> **Supplied passage**:
•••
Dropping & Selecting Columns | Azure ML Tutorial Part 7

The machine learning model will learn from the data it has access to. Sometimes it becomes necessary to shed columns from our dataset so our machine learning model does not learn from them. In this video we’ll drop a few columns that do not currently add value in their current form in our azure ML model.

Hey, welcome back to Data Mining with Azure Machine Learning
Studio, brought to you by Data Science Dojo.
Today, we’re going to go and learn
how to drop or remove columns or features from our dataset.
When you have features that may lead the model astray
or features that the model don’t know how to work with,
like text or image data, dropping them
becomes very necessary to guide the models learning.
Now dropping columns will also speed up
the efficiency of the operations, especially
within Azure ML since every time you run an execution module,
it goes ahead and caches that next data set in its own module
on a separate computer.
So it makes our payloads lighter and it speeds up our workflow
by shedding those columns that we don’t need.
But you want to make sure that those columns that we’re
dropping do indeed add no value in their current form,
because we want the model to learn from as much data
that they can have access to.
And let’s go ahead and get started.
So two videos ago, I did some data exploration
and then we identified columns that
would not add value to our machine learning
model in its current form.
Now if you want to hear my rationale on why we’re dropping
these particular columns in this iteration,
go ahead and watch that video.
It’s called data exploration.
And we did it in about two videos.
And this is the list that I ended up with.
So notice I have a list of columns
I want to drop like quarter, or month, day of the week,
et cetera, et cetera.
Not that these columns aren’t useful,
they’re just not useful right now in their current form.
OK, so I’m going to show you three different methods, three
different ways, to drop columns from Azure ML.
There are three different ways that do the same thing,
but they approach it differently.
And there might be times where one
is more optimal than the other.
All right, so let’s go into that.
So you want to search in your toolbox,
you want to search for a module called
Select Columns, Select Columns.
So I will drag into Select Columns in dataset module,
and I will connect it directly after my drives.
So after I’ve drawn all of my data
sets together in the last video, I
will then output the output of that join.
So this table that now has six extra columns on it
will now be thrown into the Select Columns module.
So this Select Columns module will
let me decide, if I launch this column selector–
so there’s three ways.
So the first way is this window pops up right here.
So this window will only pop up if there is a green checkbox
in the previous module.
If there is not a green checkbox in the previous module, what
you want to do is you want to hover over this–
you want to select the module that is the dependency.
You want to hover over Run and then hit the Run Selected.
So it’s going to go ahead and run everything up
until this module.
So it needs to have a green checkbox for you
to see this particular window where you have Available
Columns and Selected Columns.
So this is the first method, which
is you have this column, OK?
So what this column does is you select the column names
that you want to keep and throw them
into the Selected Column site.
•••
Annotated element listings:
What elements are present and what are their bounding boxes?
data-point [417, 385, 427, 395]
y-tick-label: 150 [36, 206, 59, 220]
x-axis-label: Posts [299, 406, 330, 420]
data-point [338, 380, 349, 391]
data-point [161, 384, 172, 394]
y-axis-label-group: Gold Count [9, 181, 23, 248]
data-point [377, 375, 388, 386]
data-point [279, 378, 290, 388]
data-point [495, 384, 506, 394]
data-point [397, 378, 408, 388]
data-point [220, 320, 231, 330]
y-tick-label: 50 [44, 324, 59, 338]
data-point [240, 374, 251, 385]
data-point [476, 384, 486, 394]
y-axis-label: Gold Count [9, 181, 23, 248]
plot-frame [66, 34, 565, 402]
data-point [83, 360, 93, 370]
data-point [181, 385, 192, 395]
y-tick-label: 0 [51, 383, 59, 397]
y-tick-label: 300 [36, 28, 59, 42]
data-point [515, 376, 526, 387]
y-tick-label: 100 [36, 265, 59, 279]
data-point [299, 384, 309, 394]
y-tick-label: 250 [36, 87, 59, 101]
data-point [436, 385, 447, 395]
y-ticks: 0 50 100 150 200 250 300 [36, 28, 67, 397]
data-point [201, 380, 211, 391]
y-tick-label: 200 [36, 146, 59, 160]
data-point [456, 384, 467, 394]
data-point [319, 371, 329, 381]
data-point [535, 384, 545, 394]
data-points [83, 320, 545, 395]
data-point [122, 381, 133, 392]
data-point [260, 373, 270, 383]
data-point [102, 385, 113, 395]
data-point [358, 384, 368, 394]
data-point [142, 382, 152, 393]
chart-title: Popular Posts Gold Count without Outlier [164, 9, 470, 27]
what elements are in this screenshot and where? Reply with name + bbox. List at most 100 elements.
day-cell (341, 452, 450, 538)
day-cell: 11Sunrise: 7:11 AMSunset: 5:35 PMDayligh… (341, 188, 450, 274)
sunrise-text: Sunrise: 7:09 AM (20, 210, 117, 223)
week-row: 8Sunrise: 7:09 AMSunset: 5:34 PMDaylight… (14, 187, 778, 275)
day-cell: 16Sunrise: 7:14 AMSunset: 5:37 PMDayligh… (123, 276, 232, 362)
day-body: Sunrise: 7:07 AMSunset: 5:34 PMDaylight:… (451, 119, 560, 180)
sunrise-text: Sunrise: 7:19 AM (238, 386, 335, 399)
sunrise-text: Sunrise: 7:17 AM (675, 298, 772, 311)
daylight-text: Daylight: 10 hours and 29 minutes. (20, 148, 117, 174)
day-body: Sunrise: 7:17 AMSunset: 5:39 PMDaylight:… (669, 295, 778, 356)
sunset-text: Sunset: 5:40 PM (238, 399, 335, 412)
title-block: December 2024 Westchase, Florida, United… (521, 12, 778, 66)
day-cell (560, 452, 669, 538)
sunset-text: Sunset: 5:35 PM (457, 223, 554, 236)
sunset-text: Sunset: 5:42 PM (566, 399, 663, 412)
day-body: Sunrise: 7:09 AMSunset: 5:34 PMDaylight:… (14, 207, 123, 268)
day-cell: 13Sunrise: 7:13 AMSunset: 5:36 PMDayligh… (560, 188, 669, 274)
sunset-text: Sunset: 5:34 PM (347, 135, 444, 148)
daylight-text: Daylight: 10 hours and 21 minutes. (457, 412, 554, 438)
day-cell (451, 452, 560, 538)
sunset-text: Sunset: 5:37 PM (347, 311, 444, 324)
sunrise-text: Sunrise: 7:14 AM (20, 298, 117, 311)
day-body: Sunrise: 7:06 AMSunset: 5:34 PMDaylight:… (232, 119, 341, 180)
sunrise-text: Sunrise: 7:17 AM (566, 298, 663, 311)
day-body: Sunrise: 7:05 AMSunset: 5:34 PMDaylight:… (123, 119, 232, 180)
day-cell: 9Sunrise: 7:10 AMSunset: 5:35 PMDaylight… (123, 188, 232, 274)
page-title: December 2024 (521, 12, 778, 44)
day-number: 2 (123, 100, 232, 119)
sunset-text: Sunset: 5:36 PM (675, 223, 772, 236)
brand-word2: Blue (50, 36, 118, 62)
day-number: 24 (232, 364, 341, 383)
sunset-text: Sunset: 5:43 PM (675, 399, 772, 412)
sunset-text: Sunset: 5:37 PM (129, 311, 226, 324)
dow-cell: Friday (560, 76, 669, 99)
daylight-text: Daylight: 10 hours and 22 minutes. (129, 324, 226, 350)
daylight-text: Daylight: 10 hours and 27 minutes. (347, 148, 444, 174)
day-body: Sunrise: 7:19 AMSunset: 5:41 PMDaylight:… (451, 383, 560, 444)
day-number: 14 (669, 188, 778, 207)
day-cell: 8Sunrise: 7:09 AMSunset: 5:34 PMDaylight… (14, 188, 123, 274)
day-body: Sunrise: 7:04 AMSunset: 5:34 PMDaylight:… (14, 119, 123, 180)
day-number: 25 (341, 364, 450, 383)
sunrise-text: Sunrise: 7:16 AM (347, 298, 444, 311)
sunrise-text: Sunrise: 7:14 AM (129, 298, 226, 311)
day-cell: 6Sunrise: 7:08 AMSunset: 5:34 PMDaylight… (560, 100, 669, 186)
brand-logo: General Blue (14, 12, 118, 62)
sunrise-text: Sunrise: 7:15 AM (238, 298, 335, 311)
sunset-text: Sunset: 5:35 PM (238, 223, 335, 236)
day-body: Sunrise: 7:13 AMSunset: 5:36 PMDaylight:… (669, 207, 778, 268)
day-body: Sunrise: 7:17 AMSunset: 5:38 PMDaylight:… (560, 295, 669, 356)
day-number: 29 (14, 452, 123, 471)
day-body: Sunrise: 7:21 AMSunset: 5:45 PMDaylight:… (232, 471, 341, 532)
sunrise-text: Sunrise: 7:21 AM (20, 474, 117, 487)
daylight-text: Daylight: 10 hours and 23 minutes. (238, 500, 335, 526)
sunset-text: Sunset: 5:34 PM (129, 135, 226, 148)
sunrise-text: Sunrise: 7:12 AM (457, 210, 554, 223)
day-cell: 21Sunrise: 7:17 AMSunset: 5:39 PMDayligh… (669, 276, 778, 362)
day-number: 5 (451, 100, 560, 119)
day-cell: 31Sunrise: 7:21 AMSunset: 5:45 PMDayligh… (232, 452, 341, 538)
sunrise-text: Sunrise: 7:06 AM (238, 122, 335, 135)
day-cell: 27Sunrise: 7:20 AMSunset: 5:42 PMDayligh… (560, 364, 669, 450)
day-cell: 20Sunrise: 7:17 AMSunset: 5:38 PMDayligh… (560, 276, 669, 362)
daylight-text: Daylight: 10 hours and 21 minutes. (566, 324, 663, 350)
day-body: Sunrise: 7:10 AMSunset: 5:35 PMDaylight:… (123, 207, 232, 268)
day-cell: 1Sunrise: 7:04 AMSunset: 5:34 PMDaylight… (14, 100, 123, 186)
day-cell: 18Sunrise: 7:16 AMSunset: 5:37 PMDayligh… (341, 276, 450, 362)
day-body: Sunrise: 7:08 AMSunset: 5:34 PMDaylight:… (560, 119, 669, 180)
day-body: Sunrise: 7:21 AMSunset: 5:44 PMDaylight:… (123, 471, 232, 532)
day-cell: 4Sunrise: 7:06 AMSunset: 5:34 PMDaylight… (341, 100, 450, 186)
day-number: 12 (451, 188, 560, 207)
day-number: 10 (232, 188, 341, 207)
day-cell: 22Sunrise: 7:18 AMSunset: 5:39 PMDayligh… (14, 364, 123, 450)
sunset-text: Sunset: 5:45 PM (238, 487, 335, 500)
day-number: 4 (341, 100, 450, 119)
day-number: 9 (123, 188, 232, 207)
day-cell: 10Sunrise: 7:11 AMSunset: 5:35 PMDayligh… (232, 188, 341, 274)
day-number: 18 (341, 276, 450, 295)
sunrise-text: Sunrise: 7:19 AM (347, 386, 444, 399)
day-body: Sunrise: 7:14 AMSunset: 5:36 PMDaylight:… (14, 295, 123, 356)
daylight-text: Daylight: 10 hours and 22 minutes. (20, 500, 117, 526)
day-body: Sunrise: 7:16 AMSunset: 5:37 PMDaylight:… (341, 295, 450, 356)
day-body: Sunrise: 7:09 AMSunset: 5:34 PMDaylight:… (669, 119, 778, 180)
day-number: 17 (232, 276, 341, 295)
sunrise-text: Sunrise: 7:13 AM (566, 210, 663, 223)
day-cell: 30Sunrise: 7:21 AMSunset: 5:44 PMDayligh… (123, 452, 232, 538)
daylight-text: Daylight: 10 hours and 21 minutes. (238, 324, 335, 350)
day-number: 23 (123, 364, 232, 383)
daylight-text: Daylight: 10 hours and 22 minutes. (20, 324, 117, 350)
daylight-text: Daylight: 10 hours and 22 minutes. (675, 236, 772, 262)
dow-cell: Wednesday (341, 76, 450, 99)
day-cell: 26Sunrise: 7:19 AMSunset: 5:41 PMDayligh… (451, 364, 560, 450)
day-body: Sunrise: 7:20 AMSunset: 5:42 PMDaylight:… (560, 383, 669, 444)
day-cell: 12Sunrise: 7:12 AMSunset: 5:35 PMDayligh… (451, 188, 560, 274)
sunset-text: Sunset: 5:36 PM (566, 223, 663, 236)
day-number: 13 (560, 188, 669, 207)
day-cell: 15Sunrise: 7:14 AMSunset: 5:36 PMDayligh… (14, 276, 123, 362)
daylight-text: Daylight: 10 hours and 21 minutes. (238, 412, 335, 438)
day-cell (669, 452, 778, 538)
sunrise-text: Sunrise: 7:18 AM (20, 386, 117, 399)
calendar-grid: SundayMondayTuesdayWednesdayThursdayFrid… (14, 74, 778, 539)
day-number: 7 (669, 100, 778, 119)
•••
> **Short exercise 1**:
According to the tutorial transcript, how many different methods for dropping columns does the speaker say will be shown?
> **Short exercise 2**:
In the tutorial transcript, change the part that opens with the words containing "Now if you want" and closes with "their current form.", replacing "rationale" with "reasoning".
> **Short exercise 3**:
List every column that the tutorial transcript names as one to be dropped.

> **Solution 1**:
Three.

> **Solution 2**:
Now if you want to hear my reasoning on why we’re dropping
these particular columns in this iteration,
go ahead and watch that video.
It’s called data exploration.
And we did it in about two videos.
And this is the list that I ended up with.
So notice I have a list of columns
I want to drop like quarter, or month, day of the week,
et cetera, et cetera.
Not that these columns aren’t useful,
they’re just not useful right now in their current form.

> **Solution 3**:
quarter, month, day of the week